Exercise goal: Determine how many lines hold "holte" and give only that number.

Figure data in JSON:

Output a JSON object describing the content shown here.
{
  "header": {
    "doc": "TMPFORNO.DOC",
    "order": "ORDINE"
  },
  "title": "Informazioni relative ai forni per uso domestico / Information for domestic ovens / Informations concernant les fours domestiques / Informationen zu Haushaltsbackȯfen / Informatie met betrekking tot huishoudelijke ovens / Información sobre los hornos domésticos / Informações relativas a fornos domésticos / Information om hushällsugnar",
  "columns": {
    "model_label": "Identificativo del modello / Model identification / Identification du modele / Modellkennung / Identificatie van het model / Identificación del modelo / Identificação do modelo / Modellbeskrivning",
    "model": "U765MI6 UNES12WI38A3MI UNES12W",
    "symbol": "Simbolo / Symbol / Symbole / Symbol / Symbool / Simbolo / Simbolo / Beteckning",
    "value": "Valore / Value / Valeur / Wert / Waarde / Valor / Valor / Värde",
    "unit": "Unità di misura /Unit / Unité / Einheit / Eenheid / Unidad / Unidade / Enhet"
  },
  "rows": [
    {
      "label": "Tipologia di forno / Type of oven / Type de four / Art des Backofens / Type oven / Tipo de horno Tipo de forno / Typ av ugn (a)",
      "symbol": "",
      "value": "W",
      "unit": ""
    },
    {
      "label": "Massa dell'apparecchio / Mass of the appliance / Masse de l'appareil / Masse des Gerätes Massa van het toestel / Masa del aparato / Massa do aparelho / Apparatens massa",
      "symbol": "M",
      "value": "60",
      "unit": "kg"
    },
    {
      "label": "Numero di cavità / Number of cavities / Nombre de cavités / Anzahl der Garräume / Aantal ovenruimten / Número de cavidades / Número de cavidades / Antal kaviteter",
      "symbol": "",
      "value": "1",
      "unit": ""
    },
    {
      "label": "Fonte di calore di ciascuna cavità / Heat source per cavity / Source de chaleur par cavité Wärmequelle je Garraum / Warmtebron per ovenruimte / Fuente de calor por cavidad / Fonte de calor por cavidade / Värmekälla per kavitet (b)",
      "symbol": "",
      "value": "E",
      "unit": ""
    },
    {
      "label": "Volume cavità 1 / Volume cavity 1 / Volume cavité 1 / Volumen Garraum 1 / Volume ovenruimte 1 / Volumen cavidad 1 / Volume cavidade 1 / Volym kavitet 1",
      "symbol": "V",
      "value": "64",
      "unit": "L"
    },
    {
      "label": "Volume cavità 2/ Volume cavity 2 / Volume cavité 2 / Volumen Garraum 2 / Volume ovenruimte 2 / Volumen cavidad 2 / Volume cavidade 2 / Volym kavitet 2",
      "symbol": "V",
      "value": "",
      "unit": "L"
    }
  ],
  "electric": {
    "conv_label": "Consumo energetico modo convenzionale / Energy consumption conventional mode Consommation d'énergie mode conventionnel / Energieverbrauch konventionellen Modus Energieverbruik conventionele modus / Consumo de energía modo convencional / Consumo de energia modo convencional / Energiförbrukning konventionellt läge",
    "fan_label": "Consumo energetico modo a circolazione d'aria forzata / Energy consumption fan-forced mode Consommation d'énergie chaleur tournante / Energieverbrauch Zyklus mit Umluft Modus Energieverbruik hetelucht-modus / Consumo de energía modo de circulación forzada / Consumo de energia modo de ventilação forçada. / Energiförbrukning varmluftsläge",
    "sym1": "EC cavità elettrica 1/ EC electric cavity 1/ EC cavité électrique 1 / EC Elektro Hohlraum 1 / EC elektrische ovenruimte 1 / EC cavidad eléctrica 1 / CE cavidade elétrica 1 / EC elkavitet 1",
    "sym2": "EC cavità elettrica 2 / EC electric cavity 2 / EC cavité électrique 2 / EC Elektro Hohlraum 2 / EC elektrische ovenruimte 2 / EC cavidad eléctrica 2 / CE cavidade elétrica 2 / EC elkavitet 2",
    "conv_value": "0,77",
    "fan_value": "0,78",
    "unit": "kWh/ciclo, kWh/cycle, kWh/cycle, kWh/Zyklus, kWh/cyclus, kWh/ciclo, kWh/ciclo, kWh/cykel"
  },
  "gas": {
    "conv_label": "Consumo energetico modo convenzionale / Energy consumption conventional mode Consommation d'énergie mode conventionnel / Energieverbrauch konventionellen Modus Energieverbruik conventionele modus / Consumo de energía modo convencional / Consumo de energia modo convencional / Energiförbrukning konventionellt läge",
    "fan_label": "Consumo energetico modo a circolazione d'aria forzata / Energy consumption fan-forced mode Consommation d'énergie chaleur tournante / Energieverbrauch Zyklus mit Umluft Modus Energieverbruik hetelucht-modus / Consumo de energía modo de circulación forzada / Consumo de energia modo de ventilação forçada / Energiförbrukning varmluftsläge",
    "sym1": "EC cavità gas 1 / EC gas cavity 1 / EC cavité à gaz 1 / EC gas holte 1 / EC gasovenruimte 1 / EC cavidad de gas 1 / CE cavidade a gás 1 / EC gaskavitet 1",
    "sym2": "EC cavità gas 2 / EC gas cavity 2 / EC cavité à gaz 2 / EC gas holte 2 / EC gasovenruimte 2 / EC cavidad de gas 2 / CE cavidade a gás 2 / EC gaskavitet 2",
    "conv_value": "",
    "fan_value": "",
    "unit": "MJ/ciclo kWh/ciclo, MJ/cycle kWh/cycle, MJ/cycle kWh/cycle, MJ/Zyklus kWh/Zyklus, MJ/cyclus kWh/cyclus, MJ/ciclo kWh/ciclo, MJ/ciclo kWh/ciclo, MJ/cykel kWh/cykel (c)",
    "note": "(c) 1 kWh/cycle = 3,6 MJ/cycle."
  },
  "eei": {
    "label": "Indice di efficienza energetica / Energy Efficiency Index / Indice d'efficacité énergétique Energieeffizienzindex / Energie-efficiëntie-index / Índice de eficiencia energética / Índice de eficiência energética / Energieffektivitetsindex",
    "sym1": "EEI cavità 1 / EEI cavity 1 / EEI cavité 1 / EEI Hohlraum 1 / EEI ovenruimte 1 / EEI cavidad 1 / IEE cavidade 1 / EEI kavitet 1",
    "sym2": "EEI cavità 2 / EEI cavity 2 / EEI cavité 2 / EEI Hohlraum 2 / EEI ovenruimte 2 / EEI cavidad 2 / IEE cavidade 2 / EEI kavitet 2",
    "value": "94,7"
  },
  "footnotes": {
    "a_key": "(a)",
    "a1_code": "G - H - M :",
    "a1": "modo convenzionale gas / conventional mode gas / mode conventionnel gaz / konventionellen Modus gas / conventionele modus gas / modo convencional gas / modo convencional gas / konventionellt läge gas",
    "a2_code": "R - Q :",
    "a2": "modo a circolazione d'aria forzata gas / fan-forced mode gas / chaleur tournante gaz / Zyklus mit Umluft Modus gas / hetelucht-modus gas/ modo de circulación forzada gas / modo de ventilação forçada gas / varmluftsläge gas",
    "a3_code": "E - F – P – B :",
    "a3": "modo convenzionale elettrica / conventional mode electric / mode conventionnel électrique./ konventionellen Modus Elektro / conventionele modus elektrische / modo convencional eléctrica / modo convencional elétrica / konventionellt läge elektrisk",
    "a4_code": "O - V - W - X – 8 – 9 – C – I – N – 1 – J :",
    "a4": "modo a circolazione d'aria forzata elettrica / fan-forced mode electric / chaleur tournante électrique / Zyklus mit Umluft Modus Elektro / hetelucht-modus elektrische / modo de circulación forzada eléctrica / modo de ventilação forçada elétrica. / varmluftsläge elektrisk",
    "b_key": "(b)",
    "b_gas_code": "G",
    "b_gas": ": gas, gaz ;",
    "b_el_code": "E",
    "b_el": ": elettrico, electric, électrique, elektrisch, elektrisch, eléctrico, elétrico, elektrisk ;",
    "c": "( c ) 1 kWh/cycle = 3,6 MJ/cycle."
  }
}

Answer for this exercise: 2